═════ Data to process

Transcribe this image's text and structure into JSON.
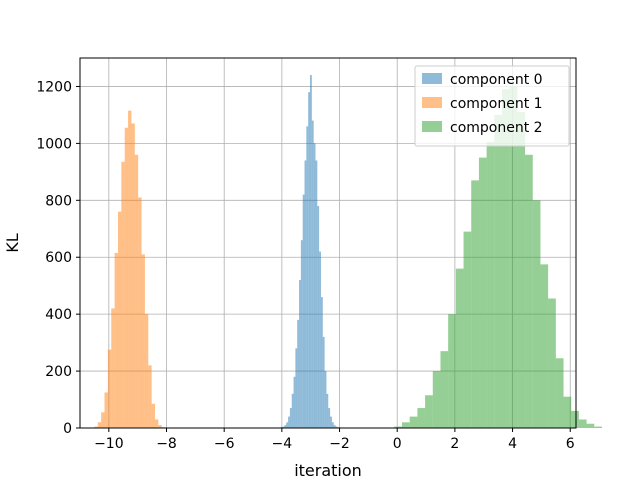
{
  "chart_data": {
    "type": "histogram",
    "xlabel": "iteration",
    "ylabel": "KL",
    "xlim": [
      -11.0,
      6.2
    ],
    "ylim": [
      0,
      1300
    ],
    "xticks": [
      -10,
      -8,
      -6,
      -4,
      -2,
      0,
      2,
      4,
      6
    ],
    "yticks": [
      0,
      200,
      400,
      600,
      800,
      1000,
      1200
    ],
    "grid": true,
    "legend_position": "top-right",
    "series": [
      {
        "name": "component 0",
        "color": "#1f77b4",
        "bin_start": -4.1,
        "bin_width": 0.0633,
        "counts": [
          2,
          3,
          5,
          10,
          20,
          40,
          70,
          120,
          180,
          280,
          380,
          520,
          660,
          820,
          940,
          1060,
          1180,
          1240,
          1080,
          1000,
          940,
          780,
          620,
          460,
          320,
          200,
          120,
          70,
          40,
          20,
          10,
          5,
          3,
          2
        ]
      },
      {
        "name": "component 1",
        "color": "#ff7f0e",
        "bin_start": -10.5,
        "bin_width": 0.1167,
        "counts": [
          5,
          20,
          55,
          125,
          275,
          420,
          615,
          760,
          935,
          1055,
          1115,
          1070,
          960,
          810,
          610,
          400,
          220,
          85,
          30,
          10,
          3,
          1
        ]
      },
      {
        "name": "component 2",
        "color": "#2ca02c",
        "bin_start": -0.1,
        "bin_width": 0.2667,
        "counts": [
          5,
          20,
          40,
          70,
          115,
          200,
          270,
          400,
          560,
          690,
          870,
          950,
          1005,
          1100,
          1190,
          1200,
          1110,
          960,
          800,
          575,
          455,
          245,
          110,
          60,
          30,
          15,
          5
        ]
      }
    ]
  }
}
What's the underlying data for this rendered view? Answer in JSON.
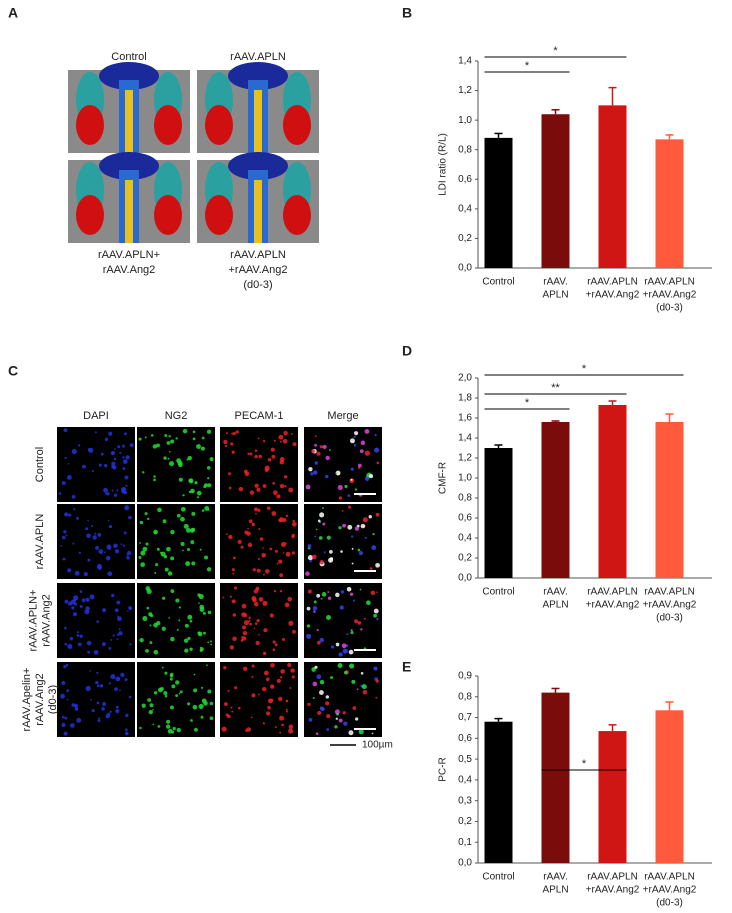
{
  "panel_a": {
    "label": "A",
    "columns": [
      "Control",
      "rAAV.APLN"
    ],
    "captions": [
      [
        "rAAV.APLN+",
        "rAAV.Ang2"
      ],
      [
        "rAAV.APLN",
        "+rAAV.Ang2",
        "(d0-3)"
      ]
    ]
  },
  "panel_c": {
    "label": "C",
    "columns": [
      "DAPI",
      "NG2",
      "PECAM-1",
      "Merge"
    ],
    "rows": [
      [
        "Control"
      ],
      [
        "rAAV.APLN"
      ],
      [
        "rAAV.APLN+",
        "rAAV.Ang2"
      ],
      [
        "rAAV.Apelin+",
        "rAAV.Ang2",
        "(d0-3)"
      ]
    ],
    "scale_bar": "100µm"
  },
  "chart_data": [
    {
      "type": "bar",
      "panel": "B",
      "ylabel": "LDI ratio (R/L)",
      "categories": [
        [
          "Control"
        ],
        [
          "rAAV.",
          "APLN"
        ],
        [
          "rAAV.APLN",
          "+rAAV.Ang2"
        ],
        [
          "rAAV.APLN",
          "+rAAV.Ang2",
          "(d0-3)"
        ]
      ],
      "values": [
        0.88,
        1.04,
        1.1,
        0.87
      ],
      "errors": [
        0.03,
        0.03,
        0.12,
        0.03
      ],
      "colors": [
        "#000000",
        "#7a0c0c",
        "#d01515",
        "#ff5a3c"
      ],
      "ylim": [
        0,
        1.4
      ],
      "yticks": [
        {
          "value": 0,
          "label": "0,0"
        },
        {
          "value": 0.2,
          "label": "0,2"
        },
        {
          "value": 0.4,
          "label": "0,4"
        },
        {
          "value": 0.6,
          "label": "0,6"
        },
        {
          "value": 0.8,
          "label": "0,8"
        },
        {
          "value": 1.0,
          "label": "1,0"
        },
        {
          "value": 1.2,
          "label": "1,2"
        },
        {
          "value": 1.4,
          "label": "1,4"
        }
      ],
      "significance": [
        {
          "from": 0,
          "to": 1,
          "label": "*"
        },
        {
          "from": 0,
          "to": 2,
          "label": "*"
        }
      ]
    },
    {
      "type": "bar",
      "panel": "D",
      "ylabel": "CMF-R",
      "categories": [
        [
          "Control"
        ],
        [
          "rAAV.",
          "APLN"
        ],
        [
          "rAAV.APLN",
          "+rAAV.Ang2"
        ],
        [
          "rAAV.APLN",
          "+rAAV.Ang2",
          "(d0-3)"
        ]
      ],
      "values": [
        1.3,
        1.56,
        1.73,
        1.56
      ],
      "errors": [
        0.03,
        0.01,
        0.04,
        0.08
      ],
      "colors": [
        "#000000",
        "#7a0c0c",
        "#d01515",
        "#ff5a3c"
      ],
      "ylim": [
        0,
        2.0
      ],
      "yticks": [
        {
          "value": 0,
          "label": "0,0"
        },
        {
          "value": 0.2,
          "label": "0,2"
        },
        {
          "value": 0.4,
          "label": "0,4"
        },
        {
          "value": 0.6,
          "label": "0,6"
        },
        {
          "value": 0.8,
          "label": "0,8"
        },
        {
          "value": 1.0,
          "label": "1,0"
        },
        {
          "value": 1.2,
          "label": "1,2"
        },
        {
          "value": 1.4,
          "label": "1,4"
        },
        {
          "value": 1.6,
          "label": "1,6"
        },
        {
          "value": 1.8,
          "label": "1,8"
        },
        {
          "value": 2.0,
          "label": "2,0"
        }
      ],
      "significance": [
        {
          "from": 0,
          "to": 1,
          "label": "*"
        },
        {
          "from": 0,
          "to": 2,
          "label": "**"
        },
        {
          "from": 0,
          "to": 3,
          "label": "*"
        }
      ]
    },
    {
      "type": "bar",
      "panel": "E",
      "ylabel": "PC-R",
      "categories": [
        [
          "Control"
        ],
        [
          "rAAV.",
          "APLN"
        ],
        [
          "rAAV.APLN",
          "+rAAV.Ang2"
        ],
        [
          "rAAV.APLN",
          "+rAAV.Ang2",
          "(d0-3)"
        ]
      ],
      "values": [
        0.68,
        0.82,
        0.635,
        0.735
      ],
      "errors": [
        0.015,
        0.02,
        0.03,
        0.04
      ],
      "colors": [
        "#000000",
        "#7a0c0c",
        "#d01515",
        "#ff5a3c"
      ],
      "ylim": [
        0,
        0.9
      ],
      "yticks": [
        {
          "value": 0,
          "label": "0,0"
        },
        {
          "value": 0.1,
          "label": "0,1"
        },
        {
          "value": 0.2,
          "label": "0,2"
        },
        {
          "value": 0.3,
          "label": "0,3"
        },
        {
          "value": 0.4,
          "label": "0,4"
        },
        {
          "value": 0.5,
          "label": "0,5"
        },
        {
          "value": 0.6,
          "label": "0,6"
        },
        {
          "value": 0.7,
          "label": "0,7"
        },
        {
          "value": 0.8,
          "label": "0,8"
        },
        {
          "value": 0.9,
          "label": "0,9"
        }
      ],
      "significance": [
        {
          "from": 1,
          "to": 2,
          "label": "*"
        }
      ]
    }
  ]
}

══════════

_Task requirements_. Nothing but a number is needed here: how many lines hold the string "name"?

_The completed task_. 3